**Directions:** Take each line that has the word "калия" and return it.

--- START OF Given data ---

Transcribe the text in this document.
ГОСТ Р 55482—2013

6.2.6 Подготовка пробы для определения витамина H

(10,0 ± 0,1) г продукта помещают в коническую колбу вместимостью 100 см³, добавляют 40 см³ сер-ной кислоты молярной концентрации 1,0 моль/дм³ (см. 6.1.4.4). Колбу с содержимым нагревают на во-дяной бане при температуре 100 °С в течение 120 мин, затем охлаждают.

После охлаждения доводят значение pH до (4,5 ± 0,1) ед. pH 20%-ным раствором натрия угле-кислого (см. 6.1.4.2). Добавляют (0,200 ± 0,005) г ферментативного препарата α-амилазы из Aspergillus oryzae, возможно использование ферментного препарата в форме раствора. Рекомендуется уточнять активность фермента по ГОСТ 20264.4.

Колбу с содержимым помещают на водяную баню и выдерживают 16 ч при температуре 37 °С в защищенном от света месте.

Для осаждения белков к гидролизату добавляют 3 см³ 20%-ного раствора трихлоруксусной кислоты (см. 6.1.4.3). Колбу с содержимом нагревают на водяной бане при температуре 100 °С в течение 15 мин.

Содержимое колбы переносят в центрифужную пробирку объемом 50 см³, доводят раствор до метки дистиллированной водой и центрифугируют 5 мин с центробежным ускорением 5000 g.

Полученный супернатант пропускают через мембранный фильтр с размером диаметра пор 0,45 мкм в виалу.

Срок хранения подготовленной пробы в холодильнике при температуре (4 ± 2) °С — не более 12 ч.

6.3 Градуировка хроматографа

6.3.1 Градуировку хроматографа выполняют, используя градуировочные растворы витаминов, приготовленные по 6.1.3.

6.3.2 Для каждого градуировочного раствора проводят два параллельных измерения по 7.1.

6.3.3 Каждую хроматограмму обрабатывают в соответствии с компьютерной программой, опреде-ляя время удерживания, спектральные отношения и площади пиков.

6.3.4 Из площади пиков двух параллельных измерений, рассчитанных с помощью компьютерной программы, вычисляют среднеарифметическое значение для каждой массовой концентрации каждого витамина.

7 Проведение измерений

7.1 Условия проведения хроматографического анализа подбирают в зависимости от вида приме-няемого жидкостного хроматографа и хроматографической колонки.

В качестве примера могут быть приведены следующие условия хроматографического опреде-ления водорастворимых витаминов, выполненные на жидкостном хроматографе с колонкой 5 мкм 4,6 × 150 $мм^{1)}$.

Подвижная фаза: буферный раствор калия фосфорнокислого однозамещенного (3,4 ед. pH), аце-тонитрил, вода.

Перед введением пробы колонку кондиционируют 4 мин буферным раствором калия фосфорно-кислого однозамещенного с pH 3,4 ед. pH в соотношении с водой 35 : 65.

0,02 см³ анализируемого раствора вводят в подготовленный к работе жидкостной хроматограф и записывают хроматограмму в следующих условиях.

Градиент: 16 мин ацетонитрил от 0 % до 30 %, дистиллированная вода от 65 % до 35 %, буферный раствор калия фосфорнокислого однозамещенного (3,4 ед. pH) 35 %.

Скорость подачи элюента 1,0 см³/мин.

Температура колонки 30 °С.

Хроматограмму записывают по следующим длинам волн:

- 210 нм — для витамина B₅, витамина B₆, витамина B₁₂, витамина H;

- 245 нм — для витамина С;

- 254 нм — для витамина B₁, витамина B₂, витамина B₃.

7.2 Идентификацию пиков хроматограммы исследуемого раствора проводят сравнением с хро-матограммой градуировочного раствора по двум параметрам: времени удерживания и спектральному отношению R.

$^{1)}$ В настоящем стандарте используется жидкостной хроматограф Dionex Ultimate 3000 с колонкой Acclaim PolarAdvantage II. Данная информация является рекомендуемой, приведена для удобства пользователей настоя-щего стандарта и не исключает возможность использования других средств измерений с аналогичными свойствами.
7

--- END OF Given data ---

**Response below:**
Подвижная фаза: буферный раствор калия фосфорнокислого однозамещенного (3,4 ед. pH), аце-тонитрил, вода.
Перед введением пробы колонку кондиционируют 4 мин буферным раствором калия фосфорно-кислого однозамещенного с pH 3,4 ед. pH в соотношении с водой 35 : 65.
Градиент: 16 мин ацетонитрил от 0 % до 30 %, дистиллированная вода от 65 % до 35 %, буферный раствор калия фосфорнокислого однозамещенного (3,4 ед. pH) 35 %.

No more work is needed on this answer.